**The exercise:** Please copy these entries again, substituting "Shift Planner" for "Business Scheduling" wherever it occurs and leaving all else unchanged.

*****

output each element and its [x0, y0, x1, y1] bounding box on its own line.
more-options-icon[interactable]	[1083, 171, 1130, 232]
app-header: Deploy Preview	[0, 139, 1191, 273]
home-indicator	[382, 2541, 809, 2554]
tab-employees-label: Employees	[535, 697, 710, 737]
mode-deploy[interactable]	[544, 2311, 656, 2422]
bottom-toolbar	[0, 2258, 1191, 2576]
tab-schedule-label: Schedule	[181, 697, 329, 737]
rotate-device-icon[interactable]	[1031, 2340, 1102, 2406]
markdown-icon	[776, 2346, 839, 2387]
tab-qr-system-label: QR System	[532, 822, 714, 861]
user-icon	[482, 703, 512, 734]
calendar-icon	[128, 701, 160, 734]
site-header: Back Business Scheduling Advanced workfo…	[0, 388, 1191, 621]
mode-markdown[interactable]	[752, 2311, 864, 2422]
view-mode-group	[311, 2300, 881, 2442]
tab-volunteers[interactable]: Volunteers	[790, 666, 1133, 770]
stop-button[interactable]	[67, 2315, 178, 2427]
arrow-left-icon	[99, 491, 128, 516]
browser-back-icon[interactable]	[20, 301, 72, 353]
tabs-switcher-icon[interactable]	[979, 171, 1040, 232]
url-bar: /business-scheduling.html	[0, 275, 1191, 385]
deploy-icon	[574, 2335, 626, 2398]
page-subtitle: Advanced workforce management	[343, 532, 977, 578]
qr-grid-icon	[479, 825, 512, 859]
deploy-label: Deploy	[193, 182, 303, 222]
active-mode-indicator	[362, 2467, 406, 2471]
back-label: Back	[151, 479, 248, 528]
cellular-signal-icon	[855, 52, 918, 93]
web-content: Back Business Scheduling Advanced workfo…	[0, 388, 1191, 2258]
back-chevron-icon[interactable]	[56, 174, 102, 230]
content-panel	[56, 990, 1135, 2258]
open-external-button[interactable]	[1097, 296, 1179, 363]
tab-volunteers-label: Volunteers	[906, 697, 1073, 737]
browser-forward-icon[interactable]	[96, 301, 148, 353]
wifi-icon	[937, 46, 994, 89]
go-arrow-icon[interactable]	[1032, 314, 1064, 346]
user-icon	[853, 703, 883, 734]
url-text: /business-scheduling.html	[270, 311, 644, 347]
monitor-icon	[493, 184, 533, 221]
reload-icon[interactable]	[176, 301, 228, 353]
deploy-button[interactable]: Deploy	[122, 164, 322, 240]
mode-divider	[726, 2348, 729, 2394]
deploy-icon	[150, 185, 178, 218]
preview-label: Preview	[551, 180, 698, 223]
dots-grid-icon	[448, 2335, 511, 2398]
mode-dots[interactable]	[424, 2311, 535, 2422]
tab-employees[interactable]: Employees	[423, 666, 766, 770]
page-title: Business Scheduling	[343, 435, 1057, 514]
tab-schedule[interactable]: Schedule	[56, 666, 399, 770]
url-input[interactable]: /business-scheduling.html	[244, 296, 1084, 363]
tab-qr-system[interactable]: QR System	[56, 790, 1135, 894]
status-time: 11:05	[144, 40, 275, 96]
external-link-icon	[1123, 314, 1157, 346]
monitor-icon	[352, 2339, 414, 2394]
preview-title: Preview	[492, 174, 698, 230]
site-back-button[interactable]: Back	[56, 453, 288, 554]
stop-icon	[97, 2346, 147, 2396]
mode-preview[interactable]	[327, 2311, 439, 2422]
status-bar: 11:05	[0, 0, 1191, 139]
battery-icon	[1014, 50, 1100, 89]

*****

**Finished answer:**
output each element and its [x0, y0, x1, y1] bounding box on its own line.
more-options-icon[interactable]	[1083, 171, 1130, 232]
app-header: Deploy Preview	[0, 139, 1191, 273]
home-indicator	[382, 2541, 809, 2554]
tab-employees-label: Employees	[535, 697, 710, 737]
mode-deploy[interactable]	[544, 2311, 656, 2422]
bottom-toolbar	[0, 2258, 1191, 2576]
tab-schedule-label: Schedule	[181, 697, 329, 737]
rotate-device-icon[interactable]	[1031, 2340, 1102, 2406]
markdown-icon	[776, 2346, 839, 2387]
tab-qr-system-label: QR System	[532, 822, 714, 861]
user-icon	[482, 703, 512, 734]
calendar-icon	[128, 701, 160, 734]
site-header: Back Shift Planner Advanced workfo…	[0, 388, 1191, 621]
mode-markdown[interactable]	[752, 2311, 864, 2422]
view-mode-group	[311, 2300, 881, 2442]
tab-volunteers[interactable]: Volunteers	[790, 666, 1133, 770]
stop-button[interactable]	[67, 2315, 178, 2427]
arrow-left-icon	[99, 491, 128, 516]
browser-back-icon[interactable]	[20, 301, 72, 353]
tabs-switcher-icon[interactable]	[979, 171, 1040, 232]
url-bar: /business-scheduling.html	[0, 275, 1191, 385]
deploy-icon	[574, 2335, 626, 2398]
page-subtitle: Advanced workforce management	[343, 532, 977, 578]
qr-grid-icon	[479, 825, 512, 859]
deploy-label: Deploy	[193, 182, 303, 222]
active-mode-indicator	[362, 2467, 406, 2471]
back-label: Back	[151, 479, 248, 528]
cellular-signal-icon	[855, 52, 918, 93]
web-content: Back Shift Planner Advanced workfo…	[0, 388, 1191, 2258]
back-chevron-icon[interactable]	[56, 174, 102, 230]
content-panel	[56, 990, 1135, 2258]
open-external-button[interactable]	[1097, 296, 1179, 363]
tab-volunteers-label: Volunteers	[906, 697, 1073, 737]
browser-forward-icon[interactable]	[96, 301, 148, 353]
wifi-icon	[937, 46, 994, 89]
go-arrow-icon[interactable]	[1032, 314, 1064, 346]
user-icon	[853, 703, 883, 734]
url-text: /business-scheduling.html	[270, 311, 644, 347]
monitor-icon	[493, 184, 533, 221]
reload-icon[interactable]	[176, 301, 228, 353]
deploy-button[interactable]: Deploy	[122, 164, 322, 240]
mode-divider	[726, 2348, 729, 2394]
deploy-icon	[150, 185, 178, 218]
preview-label: Preview	[551, 180, 698, 223]
dots-grid-icon	[448, 2335, 511, 2398]
mode-dots[interactable]	[424, 2311, 535, 2422]
tab-employees[interactable]: Employees	[423, 666, 766, 770]
page-title: Shift Planner	[343, 435, 1057, 514]
tab-schedule[interactable]: Schedule	[56, 666, 399, 770]
url-input[interactable]: /business-scheduling.html	[244, 296, 1084, 363]
tab-qr-system[interactable]: QR System	[56, 790, 1135, 894]
status-time: 11:05	[144, 40, 275, 96]
external-link-icon	[1123, 314, 1157, 346]
monitor-icon	[352, 2339, 414, 2394]
preview-title: Preview	[492, 174, 698, 230]
site-back-button[interactable]: Back	[56, 453, 288, 554]
stop-icon	[97, 2346, 147, 2396]
mode-preview[interactable]	[327, 2311, 439, 2422]
status-bar: 11:05	[0, 0, 1191, 139]
battery-icon	[1014, 50, 1100, 89]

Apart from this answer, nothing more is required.